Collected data
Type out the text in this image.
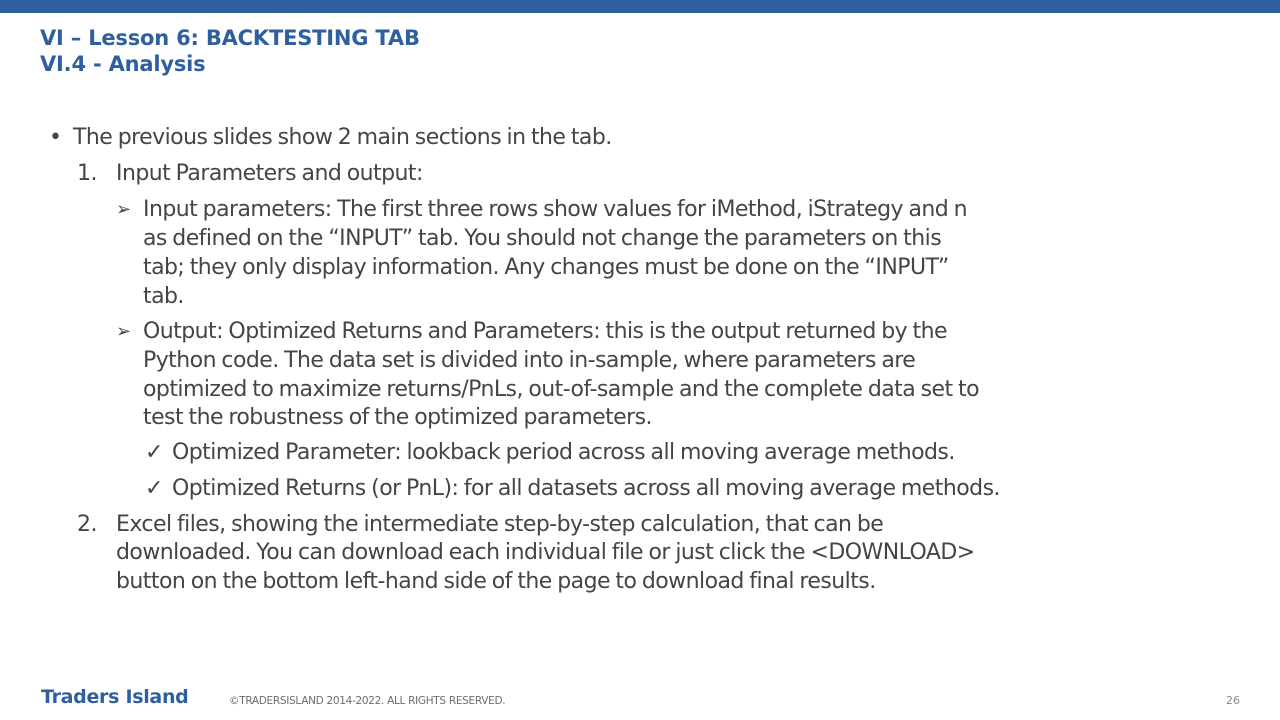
VI – Lesson 6: BACKTESTING TAB
VI.4 - Analysis
• The previous slides show 2 main sections in the tab.
1. Input Parameters and output:
➢ Input parameters: The first three rows show values for iMethod, iStrategy and n
as defined on the “INPUT” tab. You should not change the parameters on this
tab; they only display information. Any changes must be done on the “INPUT”
tab.
➢ Output: Optimized Returns and Parameters: this is the output returned by the
Python code. The data set is divided into in-sample, where parameters are
optimized to maximize returns/PnLs, out-of-sample and the complete data set to
test the robustness of the optimized parameters.
✓ Optimized Parameter: lookback period across all moving average methods.
✓ Optimized Returns (or PnL): for all datasets across all moving average methods.
2. Excel files, showing the intermediate step-by-step calculation, that can be
downloaded. You can download each individual file or just click the <DOWNLOAD>
button on the bottom left-hand side of the page to download final results.
Traders Island	©TRADERSISLAND 2014-2022. ALL RIGHTS RESERVED.	26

DIRECTION: Which lines of the data above contain "across"? Copy each one.

RESULT OF THE EXERCISE:
✓ Optimized Parameter: lookback period across all moving average methods.
✓ Optimized Returns (or PnL): for all datasets across all moving average methods.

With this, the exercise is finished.